— Begin —

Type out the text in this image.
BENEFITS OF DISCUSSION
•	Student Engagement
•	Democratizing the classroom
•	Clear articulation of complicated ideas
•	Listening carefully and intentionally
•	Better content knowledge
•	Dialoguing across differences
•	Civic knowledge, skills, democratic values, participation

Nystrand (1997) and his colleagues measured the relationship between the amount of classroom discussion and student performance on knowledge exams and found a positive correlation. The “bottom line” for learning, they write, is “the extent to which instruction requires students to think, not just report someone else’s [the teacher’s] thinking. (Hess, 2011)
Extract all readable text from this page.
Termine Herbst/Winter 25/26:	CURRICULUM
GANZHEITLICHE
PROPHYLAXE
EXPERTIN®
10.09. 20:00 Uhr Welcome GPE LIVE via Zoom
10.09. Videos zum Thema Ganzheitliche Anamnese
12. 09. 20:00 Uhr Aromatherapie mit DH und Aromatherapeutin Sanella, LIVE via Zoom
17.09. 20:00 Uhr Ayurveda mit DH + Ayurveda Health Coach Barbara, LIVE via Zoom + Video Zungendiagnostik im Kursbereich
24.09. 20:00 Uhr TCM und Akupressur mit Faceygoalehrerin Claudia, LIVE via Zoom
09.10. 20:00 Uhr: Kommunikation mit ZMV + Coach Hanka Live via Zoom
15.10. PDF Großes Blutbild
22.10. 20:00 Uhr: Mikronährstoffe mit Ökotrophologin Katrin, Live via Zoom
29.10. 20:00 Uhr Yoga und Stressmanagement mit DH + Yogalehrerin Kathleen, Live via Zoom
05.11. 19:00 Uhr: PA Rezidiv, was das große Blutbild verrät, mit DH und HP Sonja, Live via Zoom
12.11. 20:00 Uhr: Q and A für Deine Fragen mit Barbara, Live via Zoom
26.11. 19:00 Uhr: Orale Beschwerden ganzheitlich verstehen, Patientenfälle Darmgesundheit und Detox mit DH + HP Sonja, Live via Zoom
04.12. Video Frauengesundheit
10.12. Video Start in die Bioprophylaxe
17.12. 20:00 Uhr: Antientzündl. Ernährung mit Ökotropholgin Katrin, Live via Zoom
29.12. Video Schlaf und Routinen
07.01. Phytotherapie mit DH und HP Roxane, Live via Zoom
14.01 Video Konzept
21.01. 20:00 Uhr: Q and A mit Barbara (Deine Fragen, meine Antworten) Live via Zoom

— End —

- [What you need to do]
Word for word, restate all of the data shown above.

- [Problem solution]
Type out the text in this image.
BENEFITS OF DISCUSSION
•	Student Engagement
•	Democratizing the classroom
•	Clear articulation of complicated ideas
•	Listening carefully and intentionally
•	Better content knowledge
•	Dialoguing across differences
•	Civic knowledge, skills, democratic values, participation

Nystrand (1997) and his colleagues measured the relationship between the amount of classroom discussion and student performance on knowledge exams and found a positive correlation. The “bottom line” for learning, they write, is “the extent to which instruction requires students to think, not just report someone else’s [the teacher’s] thinking. (Hess, 2011)
Extract all readable text from this page.
Termine Herbst/Winter 25/26:	CURRICULUM
GANZHEITLICHE
PROPHYLAXE
EXPERTIN®
10.09. 20:00 Uhr Welcome GPE LIVE via Zoom
10.09. Videos zum Thema Ganzheitliche Anamnese
12. 09. 20:00 Uhr Aromatherapie mit DH und Aromatherapeutin Sanella, LIVE via Zoom
17.09. 20:00 Uhr Ayurveda mit DH + Ayurveda Health Coach Barbara, LIVE via Zoom + Video Zungendiagnostik im Kursbereich
24.09. 20:00 Uhr TCM und Akupressur mit Faceygoalehrerin Claudia, LIVE via Zoom
09.10. 20:00 Uhr: Kommunikation mit ZMV + Coach Hanka Live via Zoom
15.10. PDF Großes Blutbild
22.10. 20:00 Uhr: Mikronährstoffe mit Ökotrophologin Katrin, Live via Zoom
29.10. 20:00 Uhr Yoga und Stressmanagement mit DH + Yogalehrerin Kathleen, Live via Zoom
05.11. 19:00 Uhr: PA Rezidiv, was das große Blutbild verrät, mit DH und HP Sonja, Live via Zoom
12.11. 20:00 Uhr: Q and A für Deine Fragen mit Barbara, Live via Zoom
26.11. 19:00 Uhr: Orale Beschwerden ganzheitlich verstehen, Patientenfälle Darmgesundheit und Detox mit DH + HP Sonja, Live via Zoom
04.12. Video Frauengesundheit
10.12. Video Start in die Bioprophylaxe
17.12. 20:00 Uhr: Antientzündl. Ernährung mit Ökotropholgin Katrin, Live via Zoom
29.12. Video Schlaf und Routinen
07.01. Phytotherapie mit DH und HP Roxane, Live via Zoom
14.01 Video Konzept
21.01. 20:00 Uhr: Q and A mit Barbara (Deine Fragen, meine Antworten) Live via Zoom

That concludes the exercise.